**Work to be completed**
Scan the entries below for the word "corresponding". Copy each line that has it.

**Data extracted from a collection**
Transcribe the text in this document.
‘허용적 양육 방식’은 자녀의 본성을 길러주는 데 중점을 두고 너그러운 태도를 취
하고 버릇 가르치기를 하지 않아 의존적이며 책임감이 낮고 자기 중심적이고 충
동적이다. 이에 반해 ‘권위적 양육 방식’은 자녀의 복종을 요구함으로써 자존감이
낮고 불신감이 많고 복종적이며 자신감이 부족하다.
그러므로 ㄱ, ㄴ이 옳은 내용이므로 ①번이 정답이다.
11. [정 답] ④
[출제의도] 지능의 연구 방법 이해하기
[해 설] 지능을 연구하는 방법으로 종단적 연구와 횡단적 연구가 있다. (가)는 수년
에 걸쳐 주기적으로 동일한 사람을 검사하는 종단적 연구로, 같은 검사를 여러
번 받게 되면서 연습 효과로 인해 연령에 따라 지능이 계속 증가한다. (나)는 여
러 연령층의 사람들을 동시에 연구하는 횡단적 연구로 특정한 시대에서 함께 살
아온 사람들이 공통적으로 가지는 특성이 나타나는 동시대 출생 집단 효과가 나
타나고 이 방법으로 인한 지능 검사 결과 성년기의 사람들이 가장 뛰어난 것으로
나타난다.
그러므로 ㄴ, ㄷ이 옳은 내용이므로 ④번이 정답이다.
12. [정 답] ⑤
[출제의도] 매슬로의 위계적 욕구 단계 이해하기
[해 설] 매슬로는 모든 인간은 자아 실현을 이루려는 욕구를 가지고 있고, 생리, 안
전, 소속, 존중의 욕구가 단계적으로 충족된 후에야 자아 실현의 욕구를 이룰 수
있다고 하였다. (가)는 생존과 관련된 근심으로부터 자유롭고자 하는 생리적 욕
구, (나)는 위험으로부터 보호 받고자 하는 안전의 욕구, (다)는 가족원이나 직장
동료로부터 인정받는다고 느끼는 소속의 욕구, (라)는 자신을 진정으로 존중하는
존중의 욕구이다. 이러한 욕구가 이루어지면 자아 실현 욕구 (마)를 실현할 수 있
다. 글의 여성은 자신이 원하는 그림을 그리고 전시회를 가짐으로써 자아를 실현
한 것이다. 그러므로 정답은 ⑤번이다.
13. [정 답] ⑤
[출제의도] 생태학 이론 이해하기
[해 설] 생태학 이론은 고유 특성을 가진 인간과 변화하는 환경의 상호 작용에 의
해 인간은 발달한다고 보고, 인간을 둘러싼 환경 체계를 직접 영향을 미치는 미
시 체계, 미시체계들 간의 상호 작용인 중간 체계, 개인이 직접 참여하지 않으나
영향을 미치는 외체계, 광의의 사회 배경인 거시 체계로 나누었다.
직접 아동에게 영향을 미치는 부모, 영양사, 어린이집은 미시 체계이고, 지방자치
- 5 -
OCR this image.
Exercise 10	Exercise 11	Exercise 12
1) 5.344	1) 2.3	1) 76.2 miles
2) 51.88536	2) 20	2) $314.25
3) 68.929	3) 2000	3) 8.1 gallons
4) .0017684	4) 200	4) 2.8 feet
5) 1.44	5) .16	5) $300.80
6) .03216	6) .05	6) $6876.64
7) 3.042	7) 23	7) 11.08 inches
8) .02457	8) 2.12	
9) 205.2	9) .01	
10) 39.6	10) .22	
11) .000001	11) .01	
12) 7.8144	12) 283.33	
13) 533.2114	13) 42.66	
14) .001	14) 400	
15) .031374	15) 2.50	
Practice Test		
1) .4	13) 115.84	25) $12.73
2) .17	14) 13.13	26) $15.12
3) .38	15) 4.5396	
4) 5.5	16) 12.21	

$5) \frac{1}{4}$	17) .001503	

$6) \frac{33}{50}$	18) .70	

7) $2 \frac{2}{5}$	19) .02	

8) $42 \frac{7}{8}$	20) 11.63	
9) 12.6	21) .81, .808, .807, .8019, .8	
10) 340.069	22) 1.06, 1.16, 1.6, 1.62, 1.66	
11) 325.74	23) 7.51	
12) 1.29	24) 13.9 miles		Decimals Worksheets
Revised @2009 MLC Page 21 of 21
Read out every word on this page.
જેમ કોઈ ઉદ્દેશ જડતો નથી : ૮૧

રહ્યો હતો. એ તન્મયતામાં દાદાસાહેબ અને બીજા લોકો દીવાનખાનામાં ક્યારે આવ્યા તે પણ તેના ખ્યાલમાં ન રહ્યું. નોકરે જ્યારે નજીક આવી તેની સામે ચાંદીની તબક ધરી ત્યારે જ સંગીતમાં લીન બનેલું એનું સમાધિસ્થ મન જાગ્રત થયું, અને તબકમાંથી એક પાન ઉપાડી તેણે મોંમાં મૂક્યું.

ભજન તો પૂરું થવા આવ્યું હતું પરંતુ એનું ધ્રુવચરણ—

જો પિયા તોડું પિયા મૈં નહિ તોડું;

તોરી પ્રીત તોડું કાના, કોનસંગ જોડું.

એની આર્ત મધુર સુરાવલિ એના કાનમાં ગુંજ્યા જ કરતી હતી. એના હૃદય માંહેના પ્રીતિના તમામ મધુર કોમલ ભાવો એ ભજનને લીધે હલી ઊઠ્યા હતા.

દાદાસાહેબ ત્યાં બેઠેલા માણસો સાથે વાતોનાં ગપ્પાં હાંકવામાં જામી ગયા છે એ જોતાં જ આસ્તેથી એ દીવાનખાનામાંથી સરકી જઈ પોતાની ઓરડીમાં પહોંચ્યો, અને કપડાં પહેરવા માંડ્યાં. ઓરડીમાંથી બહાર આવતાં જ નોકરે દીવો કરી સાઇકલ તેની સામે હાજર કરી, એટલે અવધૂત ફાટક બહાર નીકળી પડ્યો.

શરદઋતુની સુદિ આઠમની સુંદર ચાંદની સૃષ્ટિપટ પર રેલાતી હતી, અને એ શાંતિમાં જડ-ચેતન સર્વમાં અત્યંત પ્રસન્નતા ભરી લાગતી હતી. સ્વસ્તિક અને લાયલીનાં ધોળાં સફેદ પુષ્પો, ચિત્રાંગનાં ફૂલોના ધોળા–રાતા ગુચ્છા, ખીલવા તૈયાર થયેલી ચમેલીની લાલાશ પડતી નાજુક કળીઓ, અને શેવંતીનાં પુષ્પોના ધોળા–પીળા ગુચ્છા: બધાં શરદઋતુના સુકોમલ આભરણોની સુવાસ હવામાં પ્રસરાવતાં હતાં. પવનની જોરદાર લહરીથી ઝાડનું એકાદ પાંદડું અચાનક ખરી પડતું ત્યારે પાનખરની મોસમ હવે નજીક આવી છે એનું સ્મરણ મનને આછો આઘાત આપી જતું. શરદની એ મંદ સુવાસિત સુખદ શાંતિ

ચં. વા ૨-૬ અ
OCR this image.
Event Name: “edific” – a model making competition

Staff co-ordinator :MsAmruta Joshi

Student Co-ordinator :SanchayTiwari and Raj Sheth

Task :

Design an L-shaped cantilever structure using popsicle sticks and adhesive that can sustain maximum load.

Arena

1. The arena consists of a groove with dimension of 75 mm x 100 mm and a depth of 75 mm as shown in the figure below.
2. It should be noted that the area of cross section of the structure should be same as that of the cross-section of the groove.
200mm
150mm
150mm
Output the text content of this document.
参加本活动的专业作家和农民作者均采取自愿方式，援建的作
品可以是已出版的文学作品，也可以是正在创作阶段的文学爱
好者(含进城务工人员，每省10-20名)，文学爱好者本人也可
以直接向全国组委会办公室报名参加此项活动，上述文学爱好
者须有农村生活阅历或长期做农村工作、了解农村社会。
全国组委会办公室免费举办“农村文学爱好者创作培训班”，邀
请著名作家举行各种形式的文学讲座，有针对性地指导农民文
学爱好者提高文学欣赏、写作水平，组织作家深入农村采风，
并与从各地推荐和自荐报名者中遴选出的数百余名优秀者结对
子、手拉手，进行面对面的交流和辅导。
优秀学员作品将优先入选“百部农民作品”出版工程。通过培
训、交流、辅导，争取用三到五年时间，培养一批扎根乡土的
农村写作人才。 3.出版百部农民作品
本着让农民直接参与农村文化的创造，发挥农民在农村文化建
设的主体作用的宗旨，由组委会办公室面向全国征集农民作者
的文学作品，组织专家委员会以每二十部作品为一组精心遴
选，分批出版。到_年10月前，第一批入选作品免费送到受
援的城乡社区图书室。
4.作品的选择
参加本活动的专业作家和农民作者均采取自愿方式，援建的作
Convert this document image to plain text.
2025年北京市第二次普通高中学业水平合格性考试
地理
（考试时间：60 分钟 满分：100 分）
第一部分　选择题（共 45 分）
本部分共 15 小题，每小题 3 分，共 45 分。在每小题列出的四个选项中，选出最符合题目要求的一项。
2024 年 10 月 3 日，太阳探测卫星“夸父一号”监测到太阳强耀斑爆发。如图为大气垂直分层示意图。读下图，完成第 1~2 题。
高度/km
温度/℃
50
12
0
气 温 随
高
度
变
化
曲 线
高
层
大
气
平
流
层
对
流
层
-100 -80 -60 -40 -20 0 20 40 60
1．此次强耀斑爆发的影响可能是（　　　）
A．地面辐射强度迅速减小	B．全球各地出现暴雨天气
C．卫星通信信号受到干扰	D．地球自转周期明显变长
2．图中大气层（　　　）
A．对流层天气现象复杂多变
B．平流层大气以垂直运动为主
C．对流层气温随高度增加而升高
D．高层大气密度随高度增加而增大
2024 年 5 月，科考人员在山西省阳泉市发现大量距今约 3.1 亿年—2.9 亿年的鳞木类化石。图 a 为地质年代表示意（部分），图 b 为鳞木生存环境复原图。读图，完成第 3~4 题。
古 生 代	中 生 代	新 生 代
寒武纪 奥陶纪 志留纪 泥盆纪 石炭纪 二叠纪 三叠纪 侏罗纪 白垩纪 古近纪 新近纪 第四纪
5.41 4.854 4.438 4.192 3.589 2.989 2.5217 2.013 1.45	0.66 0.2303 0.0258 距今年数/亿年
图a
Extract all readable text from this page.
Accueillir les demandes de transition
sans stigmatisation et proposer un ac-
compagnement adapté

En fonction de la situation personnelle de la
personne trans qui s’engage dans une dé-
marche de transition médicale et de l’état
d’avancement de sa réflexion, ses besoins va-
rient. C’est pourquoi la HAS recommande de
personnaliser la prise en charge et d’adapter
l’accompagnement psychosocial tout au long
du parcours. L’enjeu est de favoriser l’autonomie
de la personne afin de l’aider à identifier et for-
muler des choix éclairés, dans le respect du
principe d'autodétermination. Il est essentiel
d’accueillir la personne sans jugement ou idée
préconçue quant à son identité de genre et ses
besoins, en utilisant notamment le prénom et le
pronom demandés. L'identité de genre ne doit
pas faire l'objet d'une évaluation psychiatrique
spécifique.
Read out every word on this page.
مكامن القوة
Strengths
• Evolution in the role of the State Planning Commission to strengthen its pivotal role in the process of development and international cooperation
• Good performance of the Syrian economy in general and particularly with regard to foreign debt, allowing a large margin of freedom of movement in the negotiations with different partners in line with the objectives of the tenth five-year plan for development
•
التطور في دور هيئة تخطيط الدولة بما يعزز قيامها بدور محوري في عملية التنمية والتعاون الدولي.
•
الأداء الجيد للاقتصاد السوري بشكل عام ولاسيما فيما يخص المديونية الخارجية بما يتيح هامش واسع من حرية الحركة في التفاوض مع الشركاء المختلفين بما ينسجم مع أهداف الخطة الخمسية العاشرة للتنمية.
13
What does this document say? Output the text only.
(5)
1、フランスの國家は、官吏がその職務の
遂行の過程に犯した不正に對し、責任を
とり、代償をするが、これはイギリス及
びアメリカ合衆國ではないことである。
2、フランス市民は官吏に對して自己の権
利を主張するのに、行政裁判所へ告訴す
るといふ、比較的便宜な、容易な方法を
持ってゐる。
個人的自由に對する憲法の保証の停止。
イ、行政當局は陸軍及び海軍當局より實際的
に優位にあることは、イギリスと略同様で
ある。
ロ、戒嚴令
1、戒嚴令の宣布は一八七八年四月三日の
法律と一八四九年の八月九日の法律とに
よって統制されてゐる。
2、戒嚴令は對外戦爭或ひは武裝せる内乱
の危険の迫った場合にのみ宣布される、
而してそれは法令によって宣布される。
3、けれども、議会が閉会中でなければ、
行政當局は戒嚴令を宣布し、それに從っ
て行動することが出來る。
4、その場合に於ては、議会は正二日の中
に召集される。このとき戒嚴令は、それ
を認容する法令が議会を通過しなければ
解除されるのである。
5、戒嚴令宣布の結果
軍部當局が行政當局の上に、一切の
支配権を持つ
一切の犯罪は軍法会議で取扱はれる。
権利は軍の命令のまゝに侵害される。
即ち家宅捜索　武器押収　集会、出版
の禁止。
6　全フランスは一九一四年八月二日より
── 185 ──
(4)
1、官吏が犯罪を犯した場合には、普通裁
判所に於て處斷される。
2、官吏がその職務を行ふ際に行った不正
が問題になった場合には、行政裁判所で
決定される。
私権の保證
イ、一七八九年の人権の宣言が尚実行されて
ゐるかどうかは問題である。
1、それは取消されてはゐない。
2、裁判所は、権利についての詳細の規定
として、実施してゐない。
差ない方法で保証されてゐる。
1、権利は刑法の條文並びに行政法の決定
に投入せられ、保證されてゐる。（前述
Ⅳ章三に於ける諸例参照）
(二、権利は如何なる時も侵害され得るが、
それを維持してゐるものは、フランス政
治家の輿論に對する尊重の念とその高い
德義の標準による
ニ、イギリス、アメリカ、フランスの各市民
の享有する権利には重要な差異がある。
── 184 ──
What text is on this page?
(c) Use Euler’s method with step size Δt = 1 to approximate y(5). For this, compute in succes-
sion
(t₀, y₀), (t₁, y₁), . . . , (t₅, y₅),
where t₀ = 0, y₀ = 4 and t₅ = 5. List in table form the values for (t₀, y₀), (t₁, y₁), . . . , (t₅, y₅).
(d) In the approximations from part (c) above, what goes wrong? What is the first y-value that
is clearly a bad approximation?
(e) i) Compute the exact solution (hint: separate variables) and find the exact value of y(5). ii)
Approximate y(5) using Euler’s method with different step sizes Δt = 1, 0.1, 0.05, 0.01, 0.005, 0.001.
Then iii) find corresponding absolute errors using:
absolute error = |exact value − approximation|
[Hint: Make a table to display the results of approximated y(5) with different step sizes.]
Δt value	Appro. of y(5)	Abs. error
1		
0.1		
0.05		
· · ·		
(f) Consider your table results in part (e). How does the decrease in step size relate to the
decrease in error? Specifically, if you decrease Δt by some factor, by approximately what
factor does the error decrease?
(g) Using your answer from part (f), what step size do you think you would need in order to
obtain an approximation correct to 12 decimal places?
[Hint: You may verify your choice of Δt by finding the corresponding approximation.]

**Solution for this exercise**
Then iii) find corresponding absolute errors using:
[Hint: You may verify your choice of Δt by finding the corresponding approximation.]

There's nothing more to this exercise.